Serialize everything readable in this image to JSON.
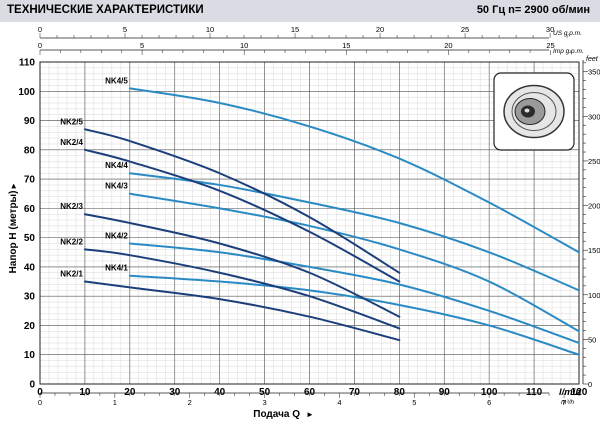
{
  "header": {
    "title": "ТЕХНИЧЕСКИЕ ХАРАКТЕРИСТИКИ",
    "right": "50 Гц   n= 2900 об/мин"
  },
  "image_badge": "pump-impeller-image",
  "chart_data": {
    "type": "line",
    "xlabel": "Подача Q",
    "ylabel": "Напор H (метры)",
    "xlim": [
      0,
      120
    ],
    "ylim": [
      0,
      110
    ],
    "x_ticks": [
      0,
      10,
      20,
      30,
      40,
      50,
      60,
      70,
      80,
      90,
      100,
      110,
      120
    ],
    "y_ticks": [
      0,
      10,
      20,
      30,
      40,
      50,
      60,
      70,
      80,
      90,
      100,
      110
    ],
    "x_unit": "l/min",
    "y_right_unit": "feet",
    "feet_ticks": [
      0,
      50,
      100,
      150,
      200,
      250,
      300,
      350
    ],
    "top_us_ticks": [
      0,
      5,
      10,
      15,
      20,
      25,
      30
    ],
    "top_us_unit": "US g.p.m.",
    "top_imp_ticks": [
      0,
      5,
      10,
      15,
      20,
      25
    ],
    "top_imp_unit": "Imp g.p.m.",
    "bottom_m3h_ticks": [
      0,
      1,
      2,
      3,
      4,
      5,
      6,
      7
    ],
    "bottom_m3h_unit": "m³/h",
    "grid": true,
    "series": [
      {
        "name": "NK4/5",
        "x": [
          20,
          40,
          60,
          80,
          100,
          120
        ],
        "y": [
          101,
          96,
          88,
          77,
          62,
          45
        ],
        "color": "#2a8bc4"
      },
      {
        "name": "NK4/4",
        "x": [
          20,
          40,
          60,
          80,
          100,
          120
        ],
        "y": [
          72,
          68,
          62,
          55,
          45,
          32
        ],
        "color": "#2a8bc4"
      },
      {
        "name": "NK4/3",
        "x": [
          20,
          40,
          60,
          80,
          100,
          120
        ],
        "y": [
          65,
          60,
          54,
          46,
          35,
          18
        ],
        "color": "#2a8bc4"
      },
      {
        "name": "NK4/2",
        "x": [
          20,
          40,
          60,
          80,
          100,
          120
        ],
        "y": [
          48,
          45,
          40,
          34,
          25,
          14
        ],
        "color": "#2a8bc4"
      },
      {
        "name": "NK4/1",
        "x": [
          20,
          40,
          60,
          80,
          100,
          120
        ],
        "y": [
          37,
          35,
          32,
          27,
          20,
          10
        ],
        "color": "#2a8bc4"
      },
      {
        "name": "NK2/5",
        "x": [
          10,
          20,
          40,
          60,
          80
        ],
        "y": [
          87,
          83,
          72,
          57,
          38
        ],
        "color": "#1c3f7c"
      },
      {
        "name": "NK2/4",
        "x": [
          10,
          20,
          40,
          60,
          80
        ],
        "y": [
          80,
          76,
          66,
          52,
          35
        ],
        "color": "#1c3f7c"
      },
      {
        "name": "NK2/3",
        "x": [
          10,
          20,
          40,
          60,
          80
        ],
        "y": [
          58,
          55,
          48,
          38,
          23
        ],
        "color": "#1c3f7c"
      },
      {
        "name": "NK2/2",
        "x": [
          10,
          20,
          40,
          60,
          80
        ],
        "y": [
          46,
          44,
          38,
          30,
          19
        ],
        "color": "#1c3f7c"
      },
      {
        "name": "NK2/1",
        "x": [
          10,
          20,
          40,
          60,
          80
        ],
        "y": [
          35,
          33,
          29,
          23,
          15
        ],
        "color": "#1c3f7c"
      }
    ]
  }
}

---

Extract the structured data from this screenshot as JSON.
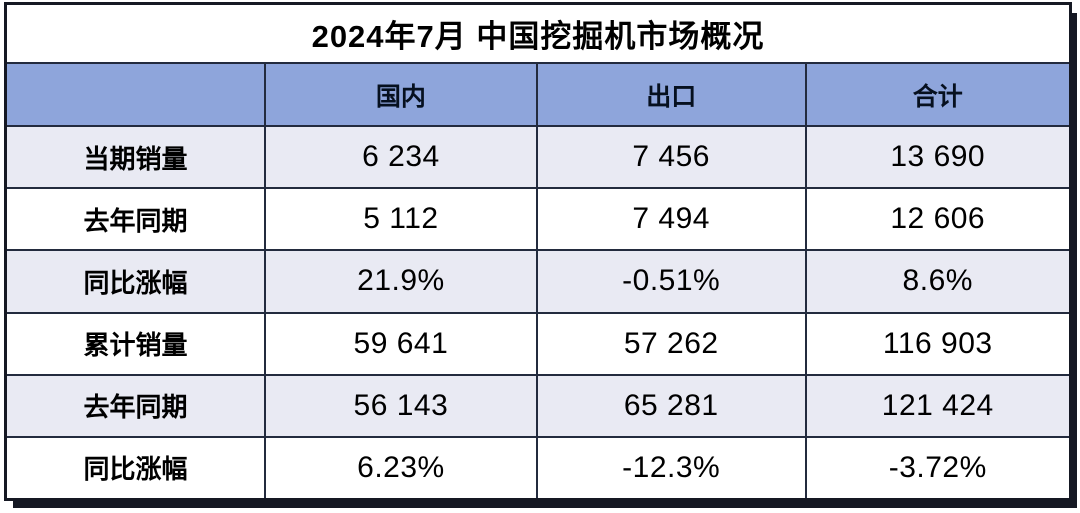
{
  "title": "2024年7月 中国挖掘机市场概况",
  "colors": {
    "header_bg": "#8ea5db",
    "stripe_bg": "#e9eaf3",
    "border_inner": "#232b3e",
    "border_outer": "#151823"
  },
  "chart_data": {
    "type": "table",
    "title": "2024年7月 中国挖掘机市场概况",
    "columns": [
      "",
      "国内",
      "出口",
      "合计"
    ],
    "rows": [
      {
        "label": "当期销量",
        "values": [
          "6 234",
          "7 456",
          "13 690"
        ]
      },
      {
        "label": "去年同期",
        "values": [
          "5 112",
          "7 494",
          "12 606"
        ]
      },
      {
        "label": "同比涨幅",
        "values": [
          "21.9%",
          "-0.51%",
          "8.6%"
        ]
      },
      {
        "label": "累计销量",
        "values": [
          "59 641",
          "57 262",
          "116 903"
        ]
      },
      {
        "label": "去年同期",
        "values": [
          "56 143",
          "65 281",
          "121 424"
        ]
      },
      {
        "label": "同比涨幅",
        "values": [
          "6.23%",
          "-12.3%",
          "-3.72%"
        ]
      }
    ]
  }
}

Work to be completed:
Copy out each line in the preceding records that contains "中国挖掘机市场概况".

Task response:
  "title": "2024年7月 中国挖掘机市场概况",
    "title": "2024年7月 中国挖掘机市场概况",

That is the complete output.